__Records for this task__.
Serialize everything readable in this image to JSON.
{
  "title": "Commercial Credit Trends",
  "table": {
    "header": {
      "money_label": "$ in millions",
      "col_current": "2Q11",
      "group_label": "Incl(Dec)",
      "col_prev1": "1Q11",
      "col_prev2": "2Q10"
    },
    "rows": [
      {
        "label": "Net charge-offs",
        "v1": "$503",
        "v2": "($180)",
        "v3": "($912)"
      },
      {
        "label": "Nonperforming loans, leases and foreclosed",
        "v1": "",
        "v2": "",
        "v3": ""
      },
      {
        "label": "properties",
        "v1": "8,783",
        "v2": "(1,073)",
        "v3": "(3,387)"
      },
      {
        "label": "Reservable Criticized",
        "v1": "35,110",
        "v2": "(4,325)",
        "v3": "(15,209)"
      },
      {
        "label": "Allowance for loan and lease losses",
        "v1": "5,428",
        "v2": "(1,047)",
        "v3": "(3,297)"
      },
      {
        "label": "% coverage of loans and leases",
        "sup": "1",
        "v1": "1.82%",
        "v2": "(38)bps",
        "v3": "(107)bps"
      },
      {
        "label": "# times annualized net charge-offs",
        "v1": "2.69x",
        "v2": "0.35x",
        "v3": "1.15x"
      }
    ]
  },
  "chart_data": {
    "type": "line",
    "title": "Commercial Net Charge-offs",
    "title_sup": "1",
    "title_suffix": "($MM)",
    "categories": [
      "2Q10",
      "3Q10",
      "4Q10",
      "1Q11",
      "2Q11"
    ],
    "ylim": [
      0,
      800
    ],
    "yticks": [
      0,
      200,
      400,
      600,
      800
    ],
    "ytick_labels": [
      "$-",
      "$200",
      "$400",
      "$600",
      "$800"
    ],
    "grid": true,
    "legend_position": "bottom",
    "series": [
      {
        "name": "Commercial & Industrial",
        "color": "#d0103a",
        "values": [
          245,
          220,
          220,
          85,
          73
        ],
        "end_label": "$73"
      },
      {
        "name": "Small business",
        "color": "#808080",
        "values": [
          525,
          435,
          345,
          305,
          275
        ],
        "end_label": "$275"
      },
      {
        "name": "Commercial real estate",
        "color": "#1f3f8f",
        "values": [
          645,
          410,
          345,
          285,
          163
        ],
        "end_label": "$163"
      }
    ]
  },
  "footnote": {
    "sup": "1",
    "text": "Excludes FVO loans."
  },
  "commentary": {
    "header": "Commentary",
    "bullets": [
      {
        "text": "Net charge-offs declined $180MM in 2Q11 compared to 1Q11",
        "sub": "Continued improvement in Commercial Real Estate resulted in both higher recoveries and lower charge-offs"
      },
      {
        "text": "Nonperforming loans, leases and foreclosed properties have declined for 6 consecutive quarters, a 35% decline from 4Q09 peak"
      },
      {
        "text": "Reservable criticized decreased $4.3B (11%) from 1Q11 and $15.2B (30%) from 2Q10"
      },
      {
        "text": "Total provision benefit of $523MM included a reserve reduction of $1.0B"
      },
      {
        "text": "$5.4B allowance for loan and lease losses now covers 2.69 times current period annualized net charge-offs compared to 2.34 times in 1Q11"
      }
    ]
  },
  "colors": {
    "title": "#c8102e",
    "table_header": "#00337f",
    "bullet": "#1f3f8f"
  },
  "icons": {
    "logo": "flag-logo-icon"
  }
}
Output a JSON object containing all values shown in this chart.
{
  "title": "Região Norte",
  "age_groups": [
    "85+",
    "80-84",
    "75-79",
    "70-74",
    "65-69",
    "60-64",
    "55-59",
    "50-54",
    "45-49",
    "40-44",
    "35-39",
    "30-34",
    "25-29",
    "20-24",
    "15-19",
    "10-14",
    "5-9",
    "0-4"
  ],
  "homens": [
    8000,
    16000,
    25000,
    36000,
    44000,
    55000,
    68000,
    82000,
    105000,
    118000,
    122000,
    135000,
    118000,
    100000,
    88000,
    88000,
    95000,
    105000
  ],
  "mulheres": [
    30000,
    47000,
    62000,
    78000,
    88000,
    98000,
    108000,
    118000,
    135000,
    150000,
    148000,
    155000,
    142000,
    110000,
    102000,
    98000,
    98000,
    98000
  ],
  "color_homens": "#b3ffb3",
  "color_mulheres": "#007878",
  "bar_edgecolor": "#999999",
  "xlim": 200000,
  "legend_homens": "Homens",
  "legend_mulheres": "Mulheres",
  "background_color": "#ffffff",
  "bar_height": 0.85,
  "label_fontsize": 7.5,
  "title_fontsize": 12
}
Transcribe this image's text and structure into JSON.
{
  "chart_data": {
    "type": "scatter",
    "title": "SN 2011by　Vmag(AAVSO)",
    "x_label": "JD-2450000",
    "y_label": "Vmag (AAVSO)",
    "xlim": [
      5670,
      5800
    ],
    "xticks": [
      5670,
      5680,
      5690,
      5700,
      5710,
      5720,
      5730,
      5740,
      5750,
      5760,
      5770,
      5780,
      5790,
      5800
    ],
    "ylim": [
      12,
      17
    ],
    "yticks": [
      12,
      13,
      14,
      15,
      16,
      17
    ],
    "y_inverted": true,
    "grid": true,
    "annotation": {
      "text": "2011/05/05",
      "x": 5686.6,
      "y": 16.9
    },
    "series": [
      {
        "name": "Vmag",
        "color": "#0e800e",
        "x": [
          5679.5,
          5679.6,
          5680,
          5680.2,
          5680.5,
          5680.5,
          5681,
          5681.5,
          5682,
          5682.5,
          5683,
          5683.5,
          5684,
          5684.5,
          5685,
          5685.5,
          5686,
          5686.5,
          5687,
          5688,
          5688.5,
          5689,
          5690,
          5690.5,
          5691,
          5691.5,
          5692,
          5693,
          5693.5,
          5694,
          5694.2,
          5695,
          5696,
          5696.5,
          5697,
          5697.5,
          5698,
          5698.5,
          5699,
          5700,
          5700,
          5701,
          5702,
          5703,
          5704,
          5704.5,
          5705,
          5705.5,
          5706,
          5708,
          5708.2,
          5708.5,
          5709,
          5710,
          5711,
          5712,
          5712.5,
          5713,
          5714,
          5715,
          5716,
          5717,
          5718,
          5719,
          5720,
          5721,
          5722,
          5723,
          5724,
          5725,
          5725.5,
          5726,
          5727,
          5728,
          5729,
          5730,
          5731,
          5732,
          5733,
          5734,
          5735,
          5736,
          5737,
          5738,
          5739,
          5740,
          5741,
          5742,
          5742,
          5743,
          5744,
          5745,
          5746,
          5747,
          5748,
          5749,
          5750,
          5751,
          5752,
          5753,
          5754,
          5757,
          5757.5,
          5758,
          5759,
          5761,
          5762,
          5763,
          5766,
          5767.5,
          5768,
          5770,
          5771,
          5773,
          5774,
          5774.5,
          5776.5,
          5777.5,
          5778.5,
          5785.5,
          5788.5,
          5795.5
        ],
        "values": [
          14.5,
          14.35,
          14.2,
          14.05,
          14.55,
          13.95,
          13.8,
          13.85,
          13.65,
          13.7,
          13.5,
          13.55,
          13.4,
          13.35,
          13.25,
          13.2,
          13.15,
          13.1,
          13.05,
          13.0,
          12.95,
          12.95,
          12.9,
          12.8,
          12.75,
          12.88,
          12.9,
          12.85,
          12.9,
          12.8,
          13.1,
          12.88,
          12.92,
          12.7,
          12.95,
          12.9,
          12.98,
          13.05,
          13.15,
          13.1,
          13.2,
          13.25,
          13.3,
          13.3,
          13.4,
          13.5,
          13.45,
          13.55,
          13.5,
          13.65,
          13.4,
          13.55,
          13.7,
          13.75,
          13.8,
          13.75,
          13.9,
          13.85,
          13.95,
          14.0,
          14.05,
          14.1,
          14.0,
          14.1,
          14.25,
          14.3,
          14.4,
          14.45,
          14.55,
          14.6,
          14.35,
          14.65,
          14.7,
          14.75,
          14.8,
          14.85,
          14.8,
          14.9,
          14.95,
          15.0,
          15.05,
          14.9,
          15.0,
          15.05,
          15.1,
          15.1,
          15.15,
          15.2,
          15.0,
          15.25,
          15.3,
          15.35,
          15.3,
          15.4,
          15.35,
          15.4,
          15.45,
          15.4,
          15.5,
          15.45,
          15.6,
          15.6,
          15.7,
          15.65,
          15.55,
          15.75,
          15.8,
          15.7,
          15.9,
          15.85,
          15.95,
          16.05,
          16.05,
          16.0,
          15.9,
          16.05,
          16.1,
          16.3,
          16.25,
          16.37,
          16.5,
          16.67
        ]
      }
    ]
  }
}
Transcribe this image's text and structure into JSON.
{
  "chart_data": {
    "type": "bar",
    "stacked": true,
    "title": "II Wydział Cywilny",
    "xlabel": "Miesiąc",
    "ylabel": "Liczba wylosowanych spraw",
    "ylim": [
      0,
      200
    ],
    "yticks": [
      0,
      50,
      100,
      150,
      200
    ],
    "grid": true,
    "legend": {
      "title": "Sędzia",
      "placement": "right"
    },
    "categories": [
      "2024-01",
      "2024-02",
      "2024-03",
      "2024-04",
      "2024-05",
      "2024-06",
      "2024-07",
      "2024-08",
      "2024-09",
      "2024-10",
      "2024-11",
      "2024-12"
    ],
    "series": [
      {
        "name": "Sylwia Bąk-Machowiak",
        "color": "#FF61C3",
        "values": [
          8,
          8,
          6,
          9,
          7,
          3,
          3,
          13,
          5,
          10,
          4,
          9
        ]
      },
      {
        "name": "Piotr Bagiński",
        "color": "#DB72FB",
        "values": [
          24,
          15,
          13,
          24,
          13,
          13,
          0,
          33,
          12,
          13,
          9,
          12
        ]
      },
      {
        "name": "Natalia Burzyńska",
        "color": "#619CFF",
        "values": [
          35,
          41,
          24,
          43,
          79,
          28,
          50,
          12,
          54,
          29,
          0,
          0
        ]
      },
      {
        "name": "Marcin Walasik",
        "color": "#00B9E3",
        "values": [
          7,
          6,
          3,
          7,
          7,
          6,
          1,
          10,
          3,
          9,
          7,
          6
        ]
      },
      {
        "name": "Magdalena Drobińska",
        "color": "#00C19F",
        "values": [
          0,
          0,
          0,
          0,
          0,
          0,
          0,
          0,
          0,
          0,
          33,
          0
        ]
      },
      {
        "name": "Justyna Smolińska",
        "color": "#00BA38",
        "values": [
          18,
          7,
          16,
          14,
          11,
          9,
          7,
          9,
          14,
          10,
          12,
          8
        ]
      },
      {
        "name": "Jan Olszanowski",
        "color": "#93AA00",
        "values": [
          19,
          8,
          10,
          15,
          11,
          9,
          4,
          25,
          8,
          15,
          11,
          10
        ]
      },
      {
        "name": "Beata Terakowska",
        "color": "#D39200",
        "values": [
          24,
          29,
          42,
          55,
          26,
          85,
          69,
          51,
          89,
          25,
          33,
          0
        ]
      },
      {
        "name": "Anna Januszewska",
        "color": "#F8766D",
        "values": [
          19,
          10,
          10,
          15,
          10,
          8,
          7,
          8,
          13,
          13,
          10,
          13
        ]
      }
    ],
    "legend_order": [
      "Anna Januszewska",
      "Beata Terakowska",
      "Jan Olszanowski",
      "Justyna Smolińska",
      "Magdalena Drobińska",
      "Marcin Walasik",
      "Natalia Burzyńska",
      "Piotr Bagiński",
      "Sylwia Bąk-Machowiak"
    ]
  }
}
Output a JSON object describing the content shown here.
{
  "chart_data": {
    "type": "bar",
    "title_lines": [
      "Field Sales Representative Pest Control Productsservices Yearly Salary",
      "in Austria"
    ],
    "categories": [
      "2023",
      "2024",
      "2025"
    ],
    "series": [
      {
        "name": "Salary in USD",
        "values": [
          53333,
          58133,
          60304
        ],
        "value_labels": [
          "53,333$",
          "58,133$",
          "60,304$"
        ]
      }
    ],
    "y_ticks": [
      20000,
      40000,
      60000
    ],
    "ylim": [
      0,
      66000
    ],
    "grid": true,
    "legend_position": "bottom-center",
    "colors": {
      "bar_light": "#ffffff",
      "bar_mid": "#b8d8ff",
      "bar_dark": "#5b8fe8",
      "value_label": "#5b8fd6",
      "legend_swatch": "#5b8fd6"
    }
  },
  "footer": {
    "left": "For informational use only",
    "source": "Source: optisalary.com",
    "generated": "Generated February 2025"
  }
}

__Given task__. Note how many lines in the listing above hold the string "declined", then give only that figure.

__Answer to the problem__. 2